> [Exercise description] Will you output all of the data below exactly, omitting the images?

> [Records to use]
☆ ☆ ☆ ☆ ☆
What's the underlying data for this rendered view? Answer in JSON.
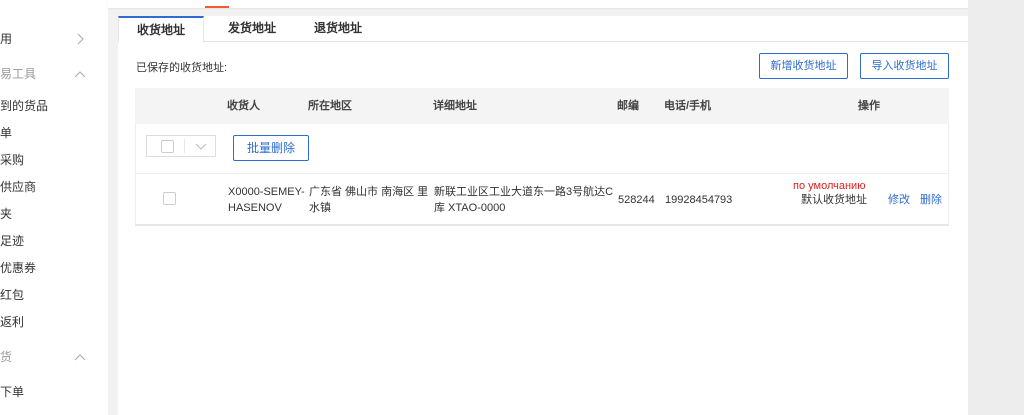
{
  "sidebar": {
    "items": [
      {
        "label": "用"
      },
      {
        "label": "易工具"
      },
      {
        "label": "到的货品"
      },
      {
        "label": "单"
      },
      {
        "label": "采购"
      },
      {
        "label": "供应商"
      },
      {
        "label": "夹"
      },
      {
        "label": "足迹"
      },
      {
        "label": "优惠券"
      },
      {
        "label": "红包"
      },
      {
        "label": "返利"
      },
      {
        "label": "货"
      },
      {
        "label": "下单"
      }
    ]
  },
  "tabs": [
    {
      "label": "收货地址",
      "active": true
    },
    {
      "label": "发货地址",
      "active": false
    },
    {
      "label": "退货地址",
      "active": false
    }
  ],
  "saved_label": "已保存的收货地址:",
  "buttons": {
    "add_address": "新增收货地址",
    "import_address": "导入收货地址",
    "bulk_delete": "批量删除"
  },
  "table": {
    "columns": {
      "receiver": "收货人",
      "region": "所在地区",
      "detail": "详细地址",
      "zip": "邮编",
      "phone": "电话/手机",
      "actions": "操作"
    },
    "rows": [
      {
        "receiver_line1": "X0000-SEMEY-",
        "receiver_line2": "HASENOV",
        "region_line1": "广东省 佛山市 南海区 里",
        "region_line2": "水镇",
        "detail_line1": "新联工业区工业大道东一路3号航达C",
        "detail_line2": "库 XTAO-0000",
        "zip": "528244",
        "phone": "19928454793",
        "default_ru": "по умолчанию",
        "default_zh": "默认收货地址",
        "edit": "修改",
        "delete": "删除"
      }
    ]
  },
  "colors": {
    "accent": "#2e6cd1",
    "danger": "#e02020",
    "top_marker": "#f25c2a"
  }
}
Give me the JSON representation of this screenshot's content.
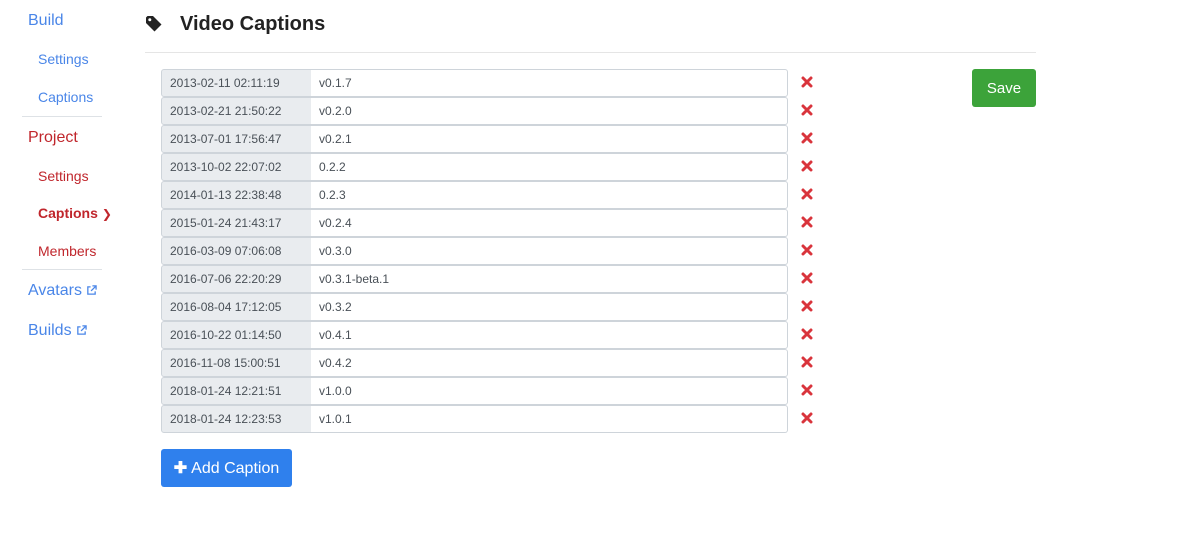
{
  "sidebar": {
    "build": {
      "label": "Build",
      "items": [
        {
          "label": "Settings"
        },
        {
          "label": "Captions"
        }
      ]
    },
    "project": {
      "label": "Project",
      "items": [
        {
          "label": "Settings"
        },
        {
          "label": "Captions"
        },
        {
          "label": "Members"
        }
      ]
    },
    "avatars": {
      "label": "Avatars"
    },
    "builds": {
      "label": "Builds"
    }
  },
  "header": {
    "title": "Video Captions"
  },
  "captions": [
    {
      "time": "2013-02-11 02:11:19",
      "version": "v0.1.7"
    },
    {
      "time": "2013-02-21 21:50:22",
      "version": "v0.2.0"
    },
    {
      "time": "2013-07-01 17:56:47",
      "version": "v0.2.1"
    },
    {
      "time": "2013-10-02 22:07:02",
      "version": "0.2.2"
    },
    {
      "time": "2014-01-13 22:38:48",
      "version": "0.2.3"
    },
    {
      "time": "2015-01-24 21:43:17",
      "version": "v0.2.4"
    },
    {
      "time": "2016-03-09 07:06:08",
      "version": "v0.3.0"
    },
    {
      "time": "2016-07-06 22:20:29",
      "version": "v0.3.1-beta.1"
    },
    {
      "time": "2016-08-04 17:12:05",
      "version": "v0.3.2"
    },
    {
      "time": "2016-10-22 01:14:50",
      "version": "v0.4.1"
    },
    {
      "time": "2016-11-08 15:00:51",
      "version": "v0.4.2"
    },
    {
      "time": "2018-01-24 12:21:51",
      "version": "v1.0.0"
    },
    {
      "time": "2018-01-24 12:23:53",
      "version": "v1.0.1"
    }
  ],
  "buttons": {
    "save": "Save",
    "add_caption": "Add Caption"
  },
  "colors": {
    "link_blue": "#4a86e8",
    "project_red": "#c0262c",
    "delete_red": "#d9343c",
    "save_green": "#3ca33a",
    "add_blue": "#2f80ed"
  }
}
☆ ☆ ☆ ☆ ☆
> [Task answer]
What's the underlying data for this rendered view? Answer in JSON.
{
  "sidebar": {
    "items": [
      {
        "label": "用"
      },
      {
        "label": "易工具"
      },
      {
        "label": "到的货品"
      },
      {
        "label": "单"
      },
      {
        "label": "采购"
      },
      {
        "label": "供应商"
      },
      {
        "label": "夹"
      },
      {
        "label": "足迹"
      },
      {
        "label": "优惠券"
      },
      {
        "label": "红包"
      },
      {
        "label": "返利"
      },
      {
        "label": "货"
      },
      {
        "label": "下单"
      }
    ]
  },
  "tabs": [
    {
      "label": "收货地址",
      "active": true
    },
    {
      "label": "发货地址",
      "active": false
    },
    {
      "label": "退货地址",
      "active": false
    }
  ],
  "saved_label": "已保存的收货地址:",
  "buttons": {
    "add_address": "新增收货地址",
    "import_address": "导入收货地址",
    "bulk_delete": "批量删除"
  },
  "table": {
    "columns": {
      "receiver": "收货人",
      "region": "所在地区",
      "detail": "详细地址",
      "zip": "邮编",
      "phone": "电话/手机",
      "actions": "操作"
    },
    "rows": [
      {
        "receiver_line1": "X0000-SEMEY-",
        "receiver_line2": "HASENOV",
        "region_line1": "广东省 佛山市 南海区 里",
        "region_line2": "水镇",
        "detail_line1": "新联工业区工业大道东一路3号航达C",
        "detail_line2": "库 XTAO-0000",
        "zip": "528244",
        "phone": "19928454793",
        "default_ru": "по умолчанию",
        "default_zh": "默认收货地址",
        "edit": "修改",
        "delete": "删除"
      }
    ]
  },
  "colors": {
    "accent": "#2e6cd1",
    "danger": "#e02020",
    "top_marker": "#f25c2a"
  }
}
Give me the JSON representation of this screenshot's content.
{
  "sidebar": {
    "build": {
      "label": "Build",
      "items": [
        {
          "label": "Settings"
        },
        {
          "label": "Captions"
        }
      ]
    },
    "project": {
      "label": "Project",
      "items": [
        {
          "label": "Settings"
        },
        {
          "label": "Captions"
        },
        {
          "label": "Members"
        }
      ]
    },
    "avatars": {
      "label": "Avatars"
    },
    "builds": {
      "label": "Builds"
    }
  },
  "header": {
    "title": "Video Captions"
  },
  "captions": [
    {
      "time": "2013-02-11 02:11:19",
      "version": "v0.1.7"
    },
    {
      "time": "2013-02-21 21:50:22",
      "version": "v0.2.0"
    },
    {
      "time": "2013-07-01 17:56:47",
      "version": "v0.2.1"
    },
    {
      "time": "2013-10-02 22:07:02",
      "version": "0.2.2"
    },
    {
      "time": "2014-01-13 22:38:48",
      "version": "0.2.3"
    },
    {
      "time": "2015-01-24 21:43:17",
      "version": "v0.2.4"
    },
    {
      "time": "2016-03-09 07:06:08",
      "version": "v0.3.0"
    },
    {
      "time": "2016-07-06 22:20:29",
      "version": "v0.3.1-beta.1"
    },
    {
      "time": "2016-08-04 17:12:05",
      "version": "v0.3.2"
    },
    {
      "time": "2016-10-22 01:14:50",
      "version": "v0.4.1"
    },
    {
      "time": "2016-11-08 15:00:51",
      "version": "v0.4.2"
    },
    {
      "time": "2018-01-24 12:21:51",
      "version": "v1.0.0"
    },
    {
      "time": "2018-01-24 12:23:53",
      "version": "v1.0.1"
    }
  ],
  "buttons": {
    "save": "Save",
    "add_caption": "Add Caption"
  },
  "colors": {
    "link_blue": "#4a86e8",
    "project_red": "#c0262c",
    "delete_red": "#d9343c",
    "save_green": "#3ca33a",
    "add_blue": "#2f80ed"
  }
}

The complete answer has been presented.